:: Exercise requirements ::
Please format every line of the items below as a JSON list of strings, one string per line, with blank lines and pictures left out.

· · · · ·

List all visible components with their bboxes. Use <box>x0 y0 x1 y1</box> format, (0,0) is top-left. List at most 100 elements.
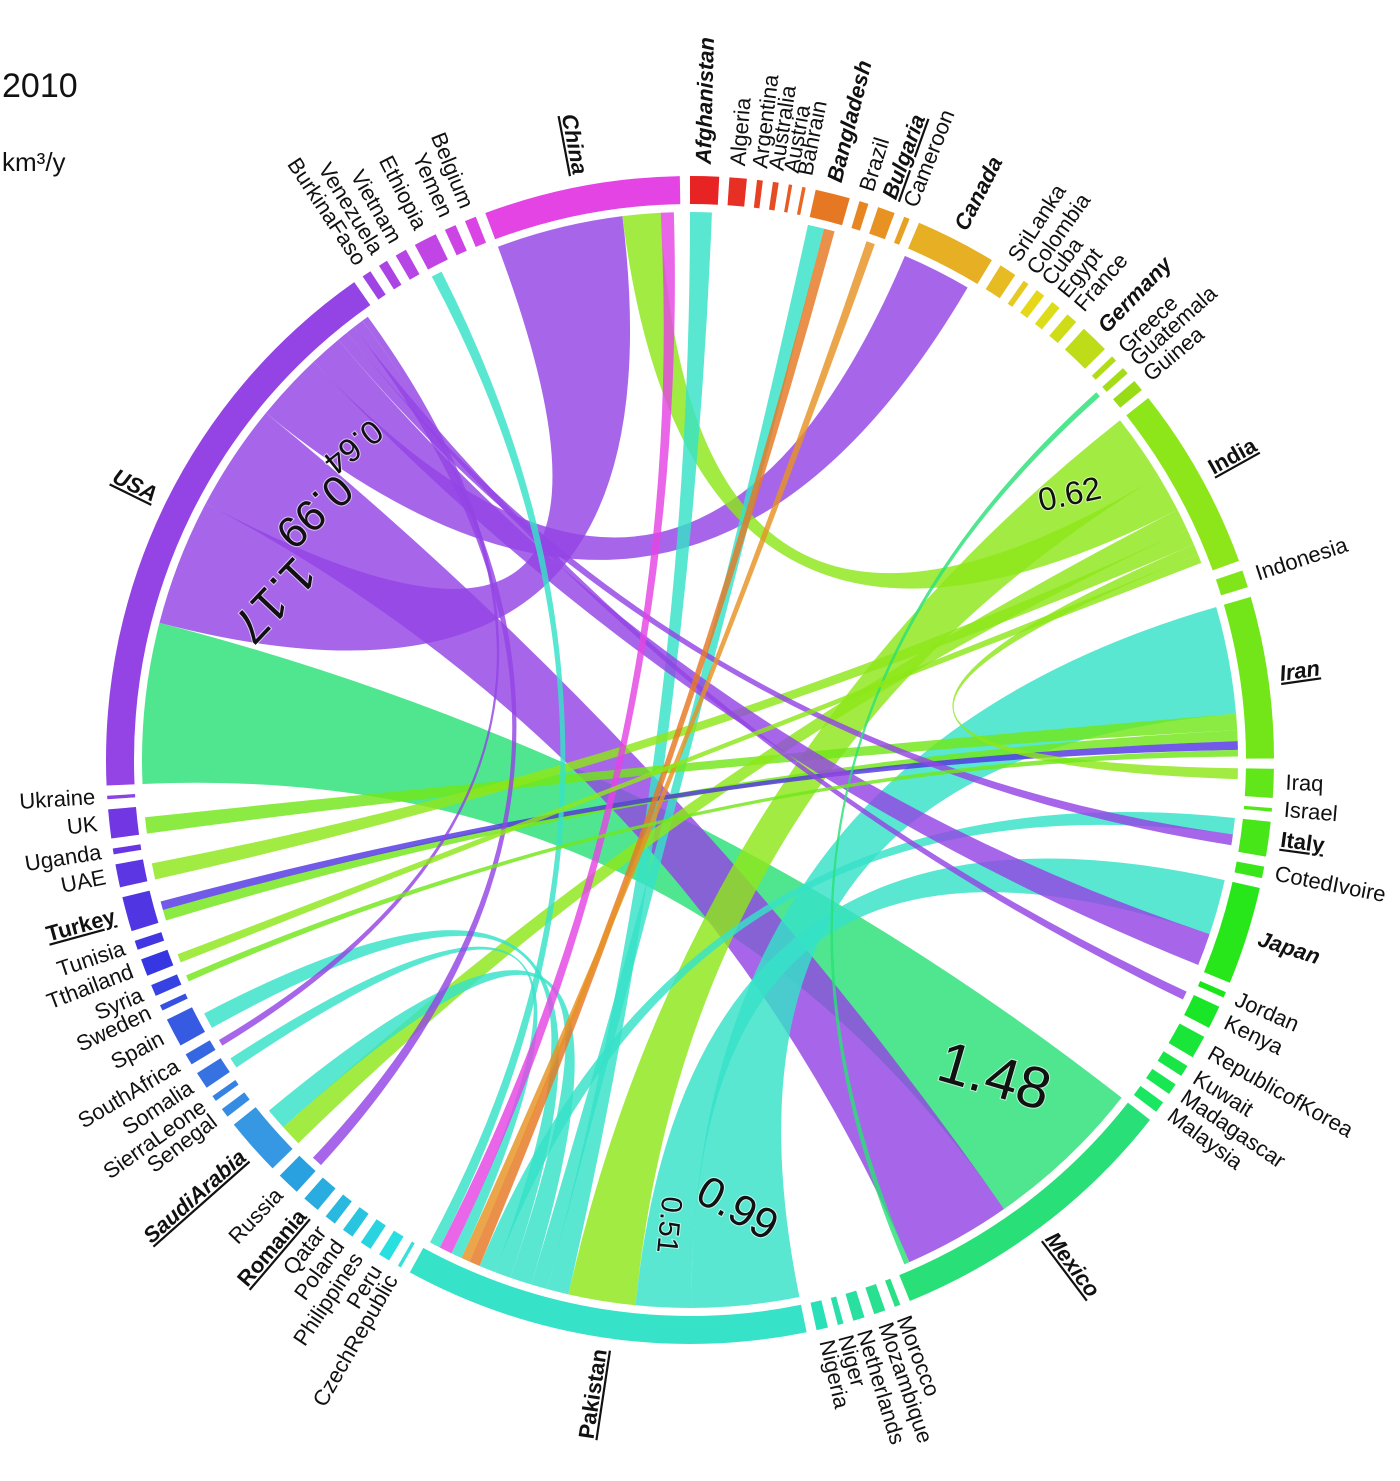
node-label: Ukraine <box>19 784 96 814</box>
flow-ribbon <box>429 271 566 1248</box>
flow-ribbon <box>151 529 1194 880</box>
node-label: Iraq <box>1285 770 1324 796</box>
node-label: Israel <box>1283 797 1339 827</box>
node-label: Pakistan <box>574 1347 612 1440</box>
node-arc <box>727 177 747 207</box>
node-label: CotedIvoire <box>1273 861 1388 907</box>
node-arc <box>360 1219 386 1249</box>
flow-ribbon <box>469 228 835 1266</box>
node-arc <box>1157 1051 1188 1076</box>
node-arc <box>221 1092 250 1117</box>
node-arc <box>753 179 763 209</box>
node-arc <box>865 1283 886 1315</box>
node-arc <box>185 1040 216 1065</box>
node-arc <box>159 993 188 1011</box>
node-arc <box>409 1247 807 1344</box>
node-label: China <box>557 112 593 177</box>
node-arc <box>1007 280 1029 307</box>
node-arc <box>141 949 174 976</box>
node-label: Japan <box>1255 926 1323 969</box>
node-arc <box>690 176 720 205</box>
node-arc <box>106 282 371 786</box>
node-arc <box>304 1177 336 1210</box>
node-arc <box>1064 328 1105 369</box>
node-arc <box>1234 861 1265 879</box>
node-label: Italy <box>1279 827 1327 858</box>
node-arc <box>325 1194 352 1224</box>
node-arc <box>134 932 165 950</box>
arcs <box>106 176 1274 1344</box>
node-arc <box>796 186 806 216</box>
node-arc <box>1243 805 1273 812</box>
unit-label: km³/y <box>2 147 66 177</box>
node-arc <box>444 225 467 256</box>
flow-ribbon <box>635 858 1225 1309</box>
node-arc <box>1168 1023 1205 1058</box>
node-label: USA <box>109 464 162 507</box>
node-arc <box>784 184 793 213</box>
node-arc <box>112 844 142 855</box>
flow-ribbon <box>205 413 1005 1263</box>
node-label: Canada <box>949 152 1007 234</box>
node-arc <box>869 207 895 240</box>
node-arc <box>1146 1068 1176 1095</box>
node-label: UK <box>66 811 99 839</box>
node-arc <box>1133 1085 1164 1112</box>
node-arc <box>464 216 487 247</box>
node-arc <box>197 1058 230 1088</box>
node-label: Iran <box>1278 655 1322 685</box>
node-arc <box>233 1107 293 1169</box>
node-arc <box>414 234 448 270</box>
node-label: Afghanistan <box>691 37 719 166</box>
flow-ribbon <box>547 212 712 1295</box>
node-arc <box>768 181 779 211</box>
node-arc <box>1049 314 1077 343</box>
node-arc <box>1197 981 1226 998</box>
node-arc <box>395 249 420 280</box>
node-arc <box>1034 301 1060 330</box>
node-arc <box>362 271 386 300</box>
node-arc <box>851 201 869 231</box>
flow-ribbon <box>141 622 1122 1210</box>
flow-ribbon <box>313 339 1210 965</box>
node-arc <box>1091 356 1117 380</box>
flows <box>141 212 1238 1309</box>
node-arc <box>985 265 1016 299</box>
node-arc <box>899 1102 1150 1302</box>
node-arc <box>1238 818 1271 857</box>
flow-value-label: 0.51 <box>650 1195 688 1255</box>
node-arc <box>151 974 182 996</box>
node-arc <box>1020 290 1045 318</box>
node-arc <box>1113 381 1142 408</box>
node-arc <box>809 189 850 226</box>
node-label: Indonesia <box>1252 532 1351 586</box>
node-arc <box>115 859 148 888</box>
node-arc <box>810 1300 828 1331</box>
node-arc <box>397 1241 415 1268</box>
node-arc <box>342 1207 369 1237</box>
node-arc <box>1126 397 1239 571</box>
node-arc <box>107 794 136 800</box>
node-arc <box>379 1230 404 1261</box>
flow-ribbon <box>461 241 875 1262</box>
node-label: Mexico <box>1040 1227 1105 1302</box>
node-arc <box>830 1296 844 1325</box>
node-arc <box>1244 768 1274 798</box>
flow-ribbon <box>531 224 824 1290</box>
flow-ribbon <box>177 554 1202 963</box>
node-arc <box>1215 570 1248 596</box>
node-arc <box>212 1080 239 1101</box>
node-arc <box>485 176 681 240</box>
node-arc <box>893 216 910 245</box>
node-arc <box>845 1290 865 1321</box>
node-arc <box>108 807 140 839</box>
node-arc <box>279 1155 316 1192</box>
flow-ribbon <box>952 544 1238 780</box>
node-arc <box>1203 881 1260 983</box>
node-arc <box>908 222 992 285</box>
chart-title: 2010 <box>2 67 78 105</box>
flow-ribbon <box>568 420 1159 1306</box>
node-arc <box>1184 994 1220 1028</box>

· · · · ·

:: Reply ::
[
  "List all visible components with their bboxes. Use <box>x0 y0 x1 y1</box> format, (0,0) is top-left. List at most 100 elements.",
  "node-label: Ukraine <box>19 784 96 814</box>",
  "flow-ribbon <box>429 271 566 1248</box>",
  "flow-ribbon <box>151 529 1194 880</box>",
  "node-label: Iraq <box>1285 770 1324 796</box>",
  "node-label: Israel <box>1283 797 1339 827</box>",
  "node-label: Pakistan <box>574 1347 612 1440</box>",
  "node-arc <box>727 177 747 207</box>",
  "node-label: CotedIvoire <box>1273 861 1388 907</box>",
  "node-arc <box>360 1219 386 1249</box>",
  "flow-ribbon <box>469 228 835 1266</box>",
  "node-arc <box>1157 1051 1188 1076</box>",
  "node-arc <box>221 1092 250 1117</box>",
  "node-arc <box>753 179 763 209</box>",
  "node-arc <box>865 1283 886 1315</box>",
  "node-arc <box>185 1040 216 1065</box>",
  "node-arc <box>159 993 188 1011</box>",
  "node-arc <box>409 1247 807 1344</box>",
  "node-label: China <box>557 112 593 177</box>",
  "node-arc <box>1007 280 1029 307</box>",
  "node-arc <box>141 949 174 976</box>",
  "node-label: Japan <box>1255 926 1323 969</box>",
  "node-arc <box>690 176 720 205</box>",
  "node-arc <box>106 282 371 786</box>",
  "node-arc <box>304 1177 336 1210</box>",
  "node-arc <box>1064 328 1105 369</box>",
  "node-arc <box>1234 861 1265 879</box>",
  "node-label: Italy <box>1279 827 1327 858</box>",
  "node-arc <box>325 1194 352 1224</box>",
  "node-arc <box>134 932 165 950</box>",
  "arcs <box>106 176 1274 1344</box>",
  "node-arc <box>796 186 806 216</box>",
  "node-arc <box>1243 805 1273 812</box>",
  "unit-label: km³/y <box>2 147 66 177</box>",
  "node-arc <box>444 225 467 256</box>",
  "flow-ribbon <box>635 858 1225 1309</box>",
  "node-arc <box>1168 1023 1205 1058</box>",
  "node-label: USA <box>109 464 162 507</box>",
  "node-arc <box>784 184 793 213</box>",
  "node-arc <box>112 844 142 855</box>",
  "flow-ribbon <box>205 413 1005 1263</box>",
  "node-label: Canada <box>949 152 1007 234</box>",
  "node-arc <box>869 207 895 240</box>",
  "node-arc <box>1146 1068 1176 1095</box>",
  "node-label: UK <box>66 811 99 839</box>",
  "node-arc <box>1133 1085 1164 1112</box>",
  "node-arc <box>464 216 487 247</box>",
  "node-arc <box>197 1058 230 1088</box>",
  "node-label: Iran <box>1278 655 1322 685</box>",
  "node-arc <box>233 1107 293 1169</box>",
  "node-arc <box>414 234 448 270</box>",
  "node-label: Afghanistan <box>691 37 719 166</box>",
  "flow-ribbon <box>547 212 712 1295</box>",
  "node-arc <box>768 181 779 211</box>",
  "node-arc <box>1049 314 1077 343</box>",
  "node-arc <box>1197 981 1226 998</box>",
  "node-arc <box>395 249 420 280</box>",
  "node-arc <box>1034 301 1060 330</box>",
  "node-arc <box>362 271 386 300</box>",
  "node-arc <box>851 201 869 231</box>",
  "flow-ribbon <box>141 622 1122 1210</box>",
  "flow-ribbon <box>313 339 1210 965</box>",
  "node-arc <box>1091 356 1117 380</box>",
  "flows <box>141 212 1238 1309</box>",
  "node-arc <box>985 265 1016 299</box>",
  "node-arc <box>899 1102 1150 1302</box>",
  "node-arc <box>1238 818 1271 857</box>",
  "flow-value-label: 0.51 <box>650 1195 688 1255</box>",
  "node-arc <box>151 974 182 996</box>",
  "node-arc <box>1020 290 1045 318</box>",
  "node-arc <box>1113 381 1142 408</box>",
  "node-arc <box>809 189 850 226</box>",
  "node-label: Indonesia <box>1252 532 1351 586</box>",
  "node-arc <box>115 859 148 888</box>",
  "node-arc <box>810 1300 828 1331</box>",
  "node-arc <box>397 1241 415 1268</box>",
  "node-arc <box>342 1207 369 1237</box>",
  "node-arc <box>1126 397 1239 571</box>",
  "node-arc <box>107 794 136 800</box>",
  "node-arc <box>379 1230 404 1261</box>",
  "flow-ribbon <box>461 241 875 1262</box>",
  "node-label: Mexico <box>1040 1227 1105 1302</box>",
  "node-arc <box>830 1296 844 1325</box>",
  "node-arc <box>1244 768 1274 798</box>",
  "flow-ribbon <box>531 224 824 1290</box>",
  "flow-ribbon <box>177 554 1202 963</box>",
  "node-arc <box>1215 570 1248 596</box>",
  "node-arc <box>212 1080 239 1101</box>",
  "node-arc <box>485 176 681 240</box>",
  "node-arc <box>893 216 910 245</box>",
  "node-arc <box>845 1290 865 1321</box>",
  "node-arc <box>108 807 140 839</box>",
  "node-arc <box>279 1155 316 1192</box>",
  "flow-ribbon <box>952 544 1238 780</box>",
  "node-arc <box>1203 881 1260 983</box>",
  "node-arc <box>908 222 992 285</box>",
  "chart-title: 2010 <box>2 67 78 105</box>",
  "flow-ribbon <box>568 420 1159 1306</box>",
  "node-arc <box>1184 994 1220 1028</box>"
]